Input:

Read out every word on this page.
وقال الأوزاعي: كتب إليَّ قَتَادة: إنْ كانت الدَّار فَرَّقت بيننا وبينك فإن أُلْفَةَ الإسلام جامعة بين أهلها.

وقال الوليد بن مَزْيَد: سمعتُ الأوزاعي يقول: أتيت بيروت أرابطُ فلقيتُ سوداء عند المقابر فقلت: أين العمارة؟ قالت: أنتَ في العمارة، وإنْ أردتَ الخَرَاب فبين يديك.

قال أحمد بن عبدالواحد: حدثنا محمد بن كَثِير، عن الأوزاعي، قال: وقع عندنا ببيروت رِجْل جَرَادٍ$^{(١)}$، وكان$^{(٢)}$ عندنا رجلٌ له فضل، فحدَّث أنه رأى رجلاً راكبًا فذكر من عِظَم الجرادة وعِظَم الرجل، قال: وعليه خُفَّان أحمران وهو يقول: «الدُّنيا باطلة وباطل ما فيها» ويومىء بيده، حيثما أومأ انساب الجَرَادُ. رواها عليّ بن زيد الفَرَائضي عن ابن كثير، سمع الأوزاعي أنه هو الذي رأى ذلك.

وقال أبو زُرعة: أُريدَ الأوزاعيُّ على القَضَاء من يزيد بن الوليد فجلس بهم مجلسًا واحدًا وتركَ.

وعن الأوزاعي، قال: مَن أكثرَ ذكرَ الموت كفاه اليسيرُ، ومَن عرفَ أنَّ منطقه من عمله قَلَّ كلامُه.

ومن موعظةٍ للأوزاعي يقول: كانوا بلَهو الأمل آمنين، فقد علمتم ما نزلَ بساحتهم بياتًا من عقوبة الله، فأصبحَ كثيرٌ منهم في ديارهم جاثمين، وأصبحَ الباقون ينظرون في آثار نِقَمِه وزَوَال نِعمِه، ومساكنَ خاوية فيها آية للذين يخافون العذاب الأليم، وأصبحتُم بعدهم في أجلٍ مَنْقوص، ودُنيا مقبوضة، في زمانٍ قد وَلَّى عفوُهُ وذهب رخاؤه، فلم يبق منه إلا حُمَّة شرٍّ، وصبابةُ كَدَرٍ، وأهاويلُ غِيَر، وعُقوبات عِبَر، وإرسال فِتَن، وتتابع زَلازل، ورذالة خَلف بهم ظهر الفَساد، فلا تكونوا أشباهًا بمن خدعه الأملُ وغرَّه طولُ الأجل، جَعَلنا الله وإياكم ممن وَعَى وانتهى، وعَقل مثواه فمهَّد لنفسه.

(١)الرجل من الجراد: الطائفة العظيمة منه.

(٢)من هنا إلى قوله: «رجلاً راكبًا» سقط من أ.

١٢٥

Written exercise: Take the entries above and copy them out exactly.

Solution to the exercise:
Read out every word on this page.
وقال الأوزاعي: كتب إليَّ قَتَادة: إنْ كانت الدَّار فَرَّقت بيننا وبينك فإن أُلْفَةَ الإسلام جامعة بين أهلها.

وقال الوليد بن مَزْيَد: سمعتُ الأوزاعي يقول: أتيت بيروت أرابطُ فلقيتُ سوداء عند المقابر فقلت: أين العمارة؟ قالت: أنتَ في العمارة، وإنْ أردتَ الخَرَاب فبين يديك.

قال أحمد بن عبدالواحد: حدثنا محمد بن كَثِير، عن الأوزاعي، قال: وقع عندنا ببيروت رِجْل جَرَادٍ$^{(١)}$، وكان$^{(٢)}$ عندنا رجلٌ له فضل، فحدَّث أنه رأى رجلاً راكبًا فذكر من عِظَم الجرادة وعِظَم الرجل، قال: وعليه خُفَّان أحمران وهو يقول: «الدُّنيا باطلة وباطل ما فيها» ويومىء بيده، حيثما أومأ انساب الجَرَادُ. رواها عليّ بن زيد الفَرَائضي عن ابن كثير، سمع الأوزاعي أنه هو الذي رأى ذلك.

وقال أبو زُرعة: أُريدَ الأوزاعيُّ على القَضَاء من يزيد بن الوليد فجلس بهم مجلسًا واحدًا وتركَ.

وعن الأوزاعي، قال: مَن أكثرَ ذكرَ الموت كفاه اليسيرُ، ومَن عرفَ أنَّ منطقه من عمله قَلَّ كلامُه.

ومن موعظةٍ للأوزاعي يقول: كانوا بلَهو الأمل آمنين، فقد علمتم ما نزلَ بساحتهم بياتًا من عقوبة الله، فأصبحَ كثيرٌ منهم في ديارهم جاثمين، وأصبحَ الباقون ينظرون في آثار نِقَمِه وزَوَال نِعمِه، ومساكنَ خاوية فيها آية للذين يخافون العذاب الأليم، وأصبحتُم بعدهم في أجلٍ مَنْقوص، ودُنيا مقبوضة، في زمانٍ قد وَلَّى عفوُهُ وذهب رخاؤه، فلم يبق منه إلا حُمَّة شرٍّ، وصبابةُ كَدَرٍ، وأهاويلُ غِيَر، وعُقوبات عِبَر، وإرسال فِتَن، وتتابع زَلازل، ورذالة خَلف بهم ظهر الفَساد، فلا تكونوا أشباهًا بمن خدعه الأملُ وغرَّه طولُ الأجل، جَعَلنا الله وإياكم ممن وَعَى وانتهى، وعَقل مثواه فمهَّد لنفسه.

(١)الرجل من الجراد: الطائفة العظيمة منه.

(٢)من هنا إلى قوله: «رجلاً راكبًا» سقط من أ.

١٢٥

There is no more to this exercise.